**Directions:**
Without the pictures, can you quote each line below exactly?

**Supplied records:**
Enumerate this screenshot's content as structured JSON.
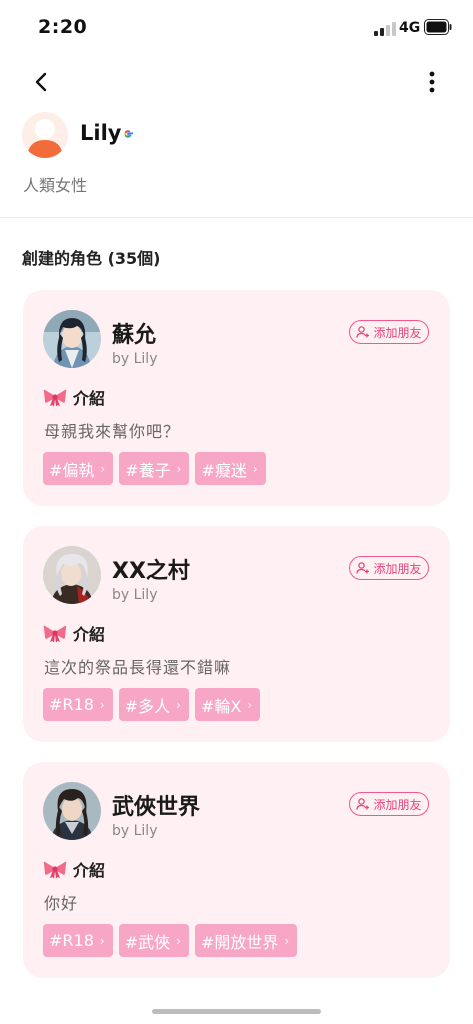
{
  "status_bar": {
    "time": "2:20",
    "network": "4G"
  },
  "profile": {
    "name": "Lily",
    "description": "人類女性"
  },
  "section": {
    "title": "創建的角色 (35個)"
  },
  "characters": [
    {
      "name": "蘇允",
      "by": "by Lily",
      "add_friend": "添加朋友",
      "intro_label": "介紹",
      "description": "母親我來幫你吧？",
      "tags": [
        "#偏執",
        "#養子",
        "#癡迷"
      ]
    },
    {
      "name": "XX之村",
      "by": "by Lily",
      "add_friend": "添加朋友",
      "intro_label": "介紹",
      "description": "這次的祭品長得還不錯嘛",
      "tags": [
        "#R18",
        "#多人",
        "#輪X"
      ]
    },
    {
      "name": "武俠世界",
      "by": "by Lily",
      "add_friend": "添加朋友",
      "intro_label": "介紹",
      "description": "你好",
      "tags": [
        "#R18",
        "#武俠",
        "#開放世界"
      ]
    }
  ],
  "colors": {
    "accent": "#e8437c",
    "card_bg": "#fff0f3",
    "tag_bg": "#f7a6c6"
  },
  "icons": [
    "back-arrow-icon",
    "more-vertical-icon",
    "google-icon",
    "add-user-icon",
    "ribbon-icon",
    "chevron-right-icon"
  ]
}
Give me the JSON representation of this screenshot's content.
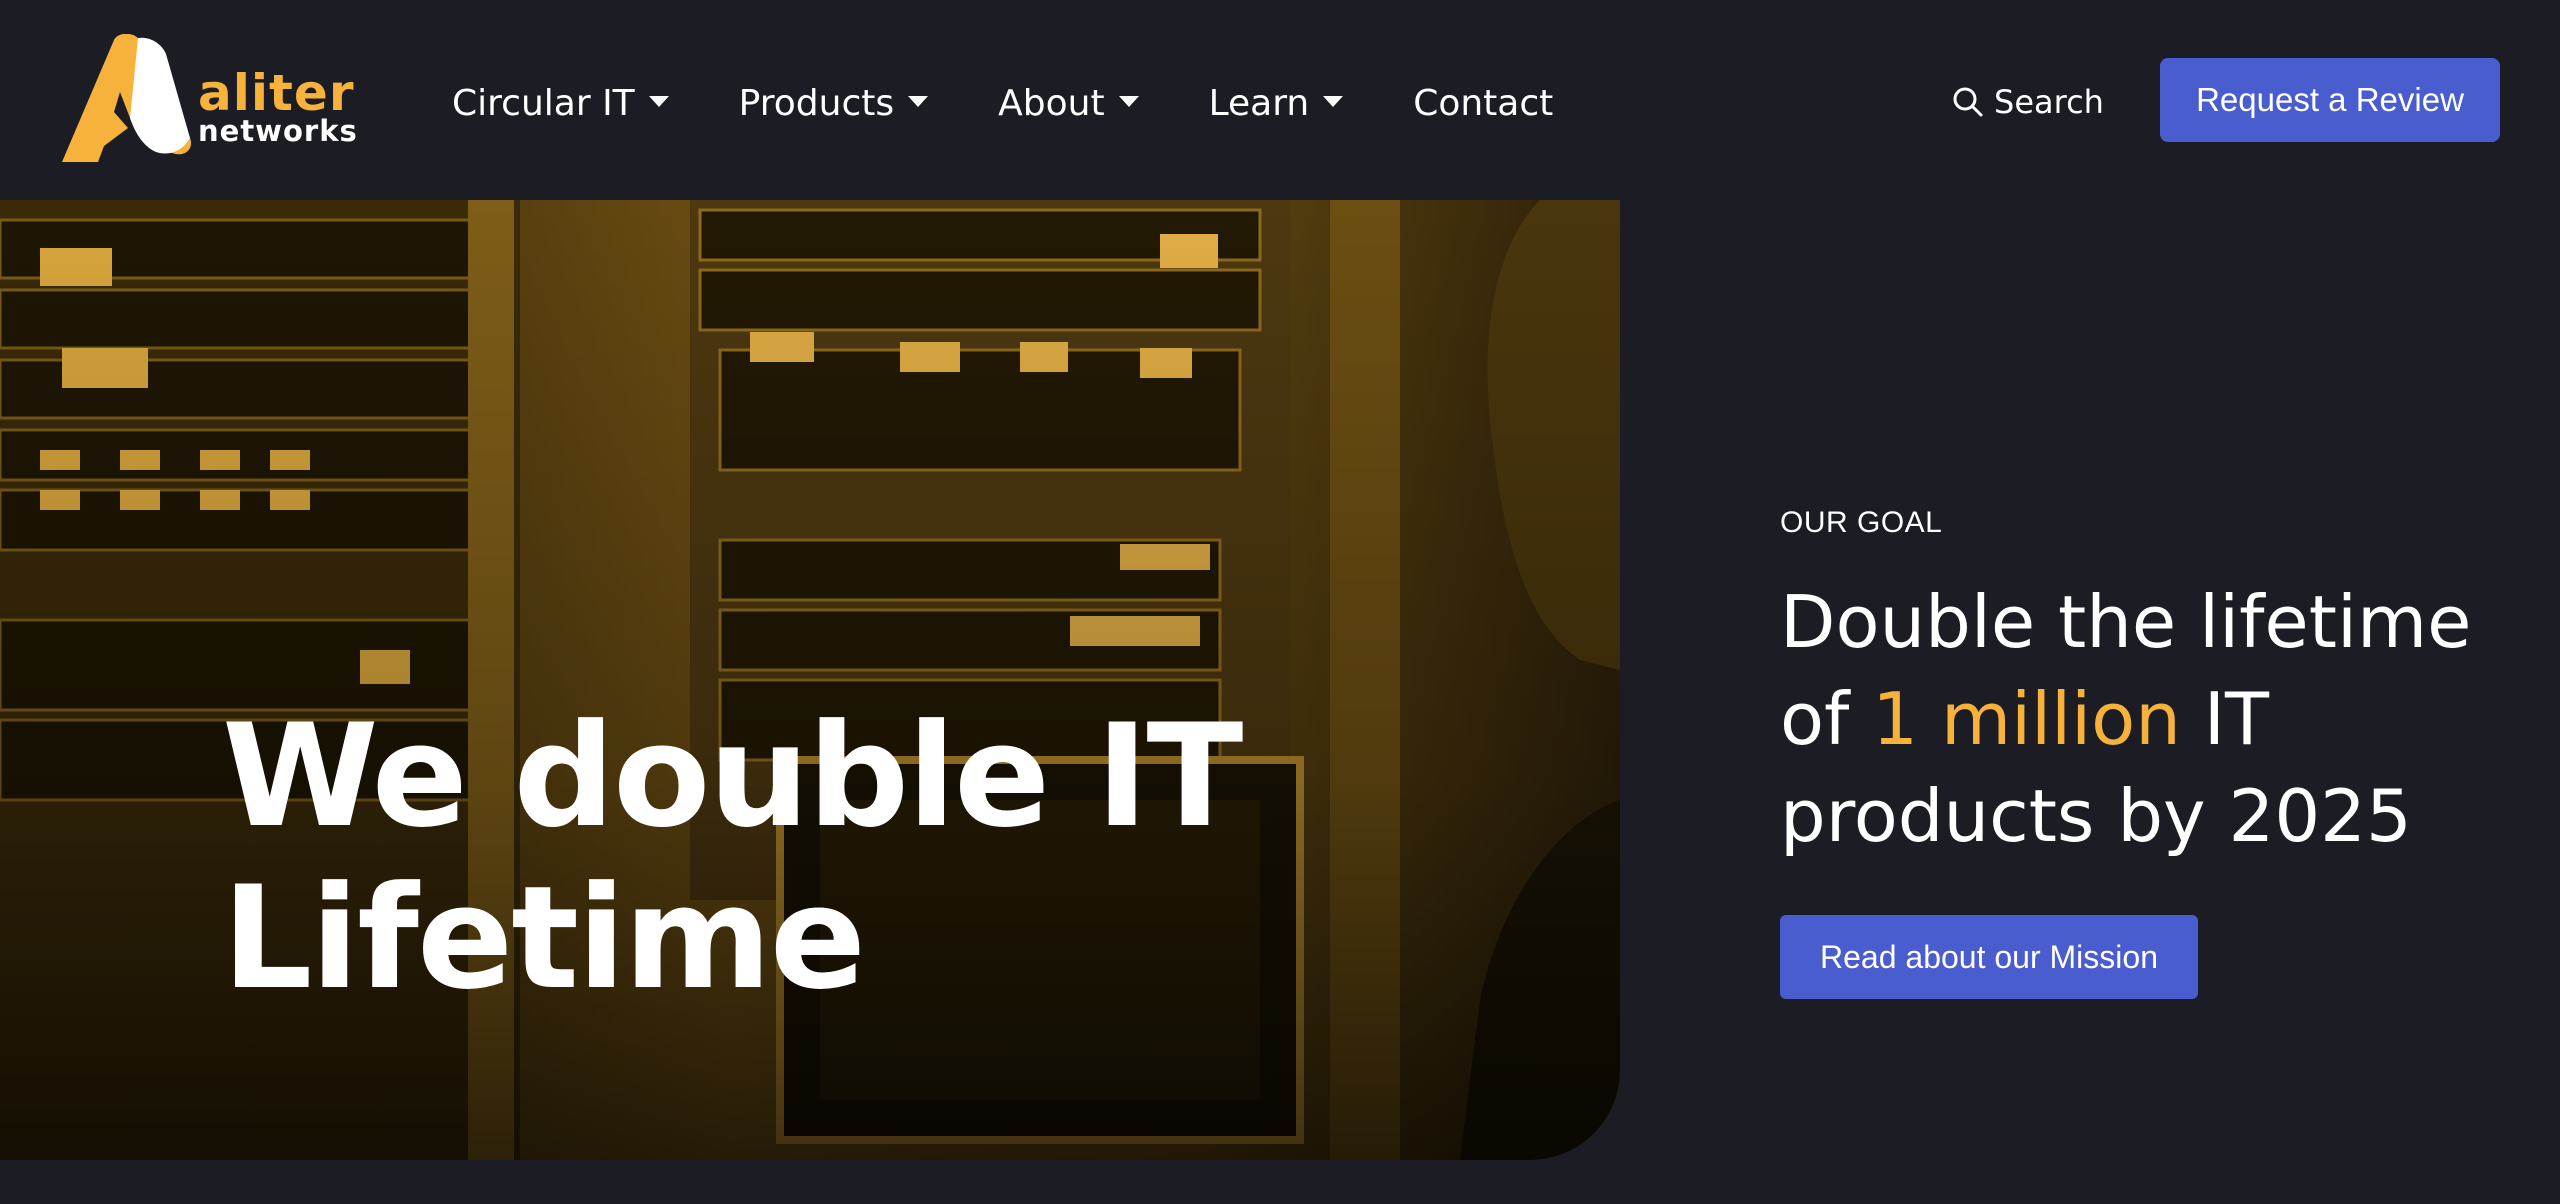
{
  "brand": {
    "name": "aliter",
    "subname": "networks",
    "primary_color": "#f6b23a",
    "accent_color": "#4a5dcf",
    "background_color": "#1c1d24"
  },
  "nav": {
    "items": [
      {
        "label": "Circular IT",
        "dropdown": true
      },
      {
        "label": "Products",
        "dropdown": true
      },
      {
        "label": "About",
        "dropdown": true
      },
      {
        "label": "Learn",
        "dropdown": true
      },
      {
        "label": "Contact",
        "dropdown": false
      }
    ],
    "search_label": "Search",
    "search_icon": "search-icon",
    "cta_label": "Request a Review"
  },
  "hero": {
    "title_line1": "We double IT",
    "title_line2": "Lifetime"
  },
  "goal": {
    "label": "OUR GOAL",
    "heading_part1": "Double the lifetime of ",
    "heading_highlight": "1 million",
    "heading_part2": " IT products by 2025",
    "button_label": "Read about our Mission"
  }
}
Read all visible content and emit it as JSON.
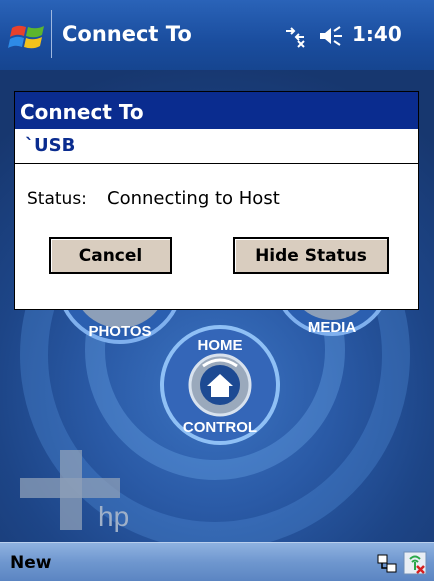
{
  "titlebar": {
    "title": "Connect To",
    "clock": "1:40"
  },
  "background": {
    "app_labels": [
      "PHOTOS",
      "MEDIA",
      "HOME",
      "CONTROL"
    ],
    "brand": "hp"
  },
  "dialog": {
    "title": "Connect To",
    "connection": "`USB",
    "status_label": "Status:",
    "status_value": "Connecting to Host",
    "cancel_label": "Cancel",
    "hide_label": "Hide Status"
  },
  "bottombar": {
    "softkey_left": "New"
  },
  "colors": {
    "titlebar": "#1a4d9e",
    "dialog_title": "#0a2c8f",
    "button_face": "#d9cdbf"
  }
}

**Solved problem:**
Enumerate this screenshot's content as structured JSON.
{
  "status_bar": {
    "time": "2:20",
    "network": "4G"
  },
  "profile": {
    "name": "Lily",
    "description": "人類女性"
  },
  "section": {
    "title": "創建的角色 (35個)"
  },
  "characters": [
    {
      "name": "蘇允",
      "by": "by Lily",
      "add_friend": "添加朋友",
      "intro_label": "介紹",
      "description": "母親我來幫你吧？",
      "tags": [
        "#偏執",
        "#養子",
        "#癡迷"
      ]
    },
    {
      "name": "XX之村",
      "by": "by Lily",
      "add_friend": "添加朋友",
      "intro_label": "介紹",
      "description": "這次的祭品長得還不錯嘛",
      "tags": [
        "#R18",
        "#多人",
        "#輪X"
      ]
    },
    {
      "name": "武俠世界",
      "by": "by Lily",
      "add_friend": "添加朋友",
      "intro_label": "介紹",
      "description": "你好",
      "tags": [
        "#R18",
        "#武俠",
        "#開放世界"
      ]
    }
  ],
  "colors": {
    "accent": "#e8437c",
    "card_bg": "#fff0f3",
    "tag_bg": "#f7a6c6"
  },
  "icons": [
    "back-arrow-icon",
    "more-vertical-icon",
    "google-icon",
    "add-user-icon",
    "ribbon-icon",
    "chevron-right-icon"
  ]
}
Give me the JSON representation of this screenshot's content.
{
  "brand": {
    "name": "aliter",
    "subname": "networks",
    "primary_color": "#f6b23a",
    "accent_color": "#4a5dcf",
    "background_color": "#1c1d24"
  },
  "nav": {
    "items": [
      {
        "label": "Circular IT",
        "dropdown": true
      },
      {
        "label": "Products",
        "dropdown": true
      },
      {
        "label": "About",
        "dropdown": true
      },
      {
        "label": "Learn",
        "dropdown": true
      },
      {
        "label": "Contact",
        "dropdown": false
      }
    ],
    "search_label": "Search",
    "search_icon": "search-icon",
    "cta_label": "Request a Review"
  },
  "hero": {
    "title_line1": "We double IT",
    "title_line2": "Lifetime"
  },
  "goal": {
    "label": "OUR GOAL",
    "heading_part1": "Double the lifetime of ",
    "heading_highlight": "1 million",
    "heading_part2": " IT products by 2025",
    "button_label": "Read about our Mission"
  }
}
Read all visible content and emit it as JSON.
{
  "titlebar": {
    "title": "Connect To",
    "clock": "1:40"
  },
  "background": {
    "app_labels": [
      "PHOTOS",
      "MEDIA",
      "HOME",
      "CONTROL"
    ],
    "brand": "hp"
  },
  "dialog": {
    "title": "Connect To",
    "connection": "`USB",
    "status_label": "Status:",
    "status_value": "Connecting to Host",
    "cancel_label": "Cancel",
    "hide_label": "Hide Status"
  },
  "bottombar": {
    "softkey_left": "New"
  },
  "colors": {
    "titlebar": "#1a4d9e",
    "dialog_title": "#0a2c8f",
    "button_face": "#d9cdbf"
  }
}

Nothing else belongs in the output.